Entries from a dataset

* * * * * * * * *

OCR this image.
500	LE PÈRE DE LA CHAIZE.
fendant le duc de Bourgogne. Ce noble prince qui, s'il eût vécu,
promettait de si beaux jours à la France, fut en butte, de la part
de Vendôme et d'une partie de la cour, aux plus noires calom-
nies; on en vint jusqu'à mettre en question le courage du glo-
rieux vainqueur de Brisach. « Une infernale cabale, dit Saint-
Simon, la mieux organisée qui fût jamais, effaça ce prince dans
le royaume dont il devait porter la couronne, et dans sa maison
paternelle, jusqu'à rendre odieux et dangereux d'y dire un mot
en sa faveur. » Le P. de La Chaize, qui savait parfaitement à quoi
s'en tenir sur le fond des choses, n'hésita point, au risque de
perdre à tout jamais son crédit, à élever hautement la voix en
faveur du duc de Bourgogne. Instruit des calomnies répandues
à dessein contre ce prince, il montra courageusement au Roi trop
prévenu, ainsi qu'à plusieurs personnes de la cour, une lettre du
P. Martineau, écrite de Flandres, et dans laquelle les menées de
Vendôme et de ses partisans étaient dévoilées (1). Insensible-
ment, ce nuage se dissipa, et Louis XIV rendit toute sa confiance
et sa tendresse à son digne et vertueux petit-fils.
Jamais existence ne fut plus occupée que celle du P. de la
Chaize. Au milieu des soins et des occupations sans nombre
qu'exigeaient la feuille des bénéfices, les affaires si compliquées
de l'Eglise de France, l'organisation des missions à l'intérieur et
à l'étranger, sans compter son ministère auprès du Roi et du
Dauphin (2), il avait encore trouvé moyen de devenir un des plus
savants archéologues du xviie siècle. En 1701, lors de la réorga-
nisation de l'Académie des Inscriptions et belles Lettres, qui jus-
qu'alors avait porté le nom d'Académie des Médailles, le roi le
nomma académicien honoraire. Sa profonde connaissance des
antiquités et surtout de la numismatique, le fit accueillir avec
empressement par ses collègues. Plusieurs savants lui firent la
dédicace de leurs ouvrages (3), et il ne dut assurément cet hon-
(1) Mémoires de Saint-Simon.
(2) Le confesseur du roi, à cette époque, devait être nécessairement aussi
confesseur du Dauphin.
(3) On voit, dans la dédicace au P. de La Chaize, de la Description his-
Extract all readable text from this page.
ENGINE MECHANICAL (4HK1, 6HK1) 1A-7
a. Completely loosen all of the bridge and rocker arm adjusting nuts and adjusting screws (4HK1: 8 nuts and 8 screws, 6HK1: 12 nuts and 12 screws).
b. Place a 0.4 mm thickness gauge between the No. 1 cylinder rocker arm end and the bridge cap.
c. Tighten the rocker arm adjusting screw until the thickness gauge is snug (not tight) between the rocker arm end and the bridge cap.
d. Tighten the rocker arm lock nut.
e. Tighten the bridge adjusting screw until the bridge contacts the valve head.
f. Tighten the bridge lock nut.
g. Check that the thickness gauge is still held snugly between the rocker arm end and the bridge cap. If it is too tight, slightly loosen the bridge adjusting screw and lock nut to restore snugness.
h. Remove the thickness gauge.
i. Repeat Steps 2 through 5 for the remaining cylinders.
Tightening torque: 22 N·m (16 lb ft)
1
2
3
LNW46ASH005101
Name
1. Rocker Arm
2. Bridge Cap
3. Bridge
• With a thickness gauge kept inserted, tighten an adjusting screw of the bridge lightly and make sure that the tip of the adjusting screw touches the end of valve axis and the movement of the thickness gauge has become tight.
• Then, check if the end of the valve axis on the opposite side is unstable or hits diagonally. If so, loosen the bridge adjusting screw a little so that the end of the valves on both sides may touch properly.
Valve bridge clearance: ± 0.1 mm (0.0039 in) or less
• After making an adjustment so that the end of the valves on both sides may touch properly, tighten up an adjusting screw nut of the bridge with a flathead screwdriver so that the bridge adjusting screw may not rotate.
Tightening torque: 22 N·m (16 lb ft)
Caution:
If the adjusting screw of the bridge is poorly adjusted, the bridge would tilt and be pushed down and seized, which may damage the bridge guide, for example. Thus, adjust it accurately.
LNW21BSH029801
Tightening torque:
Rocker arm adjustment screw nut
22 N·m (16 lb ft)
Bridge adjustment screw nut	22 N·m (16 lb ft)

* * * * * * * * *

Problem to work on:
Search the entries for the word "prince" and pick out every line that holds it.

Problem solution:
fendant le duc de Bourgogne. Ce noble prince qui, s'il eût vécu,
Simon, la mieux organisée qui fût jamais, effaça ce prince dans
à dessein contre ce prince, il montra courageusement au Roi trop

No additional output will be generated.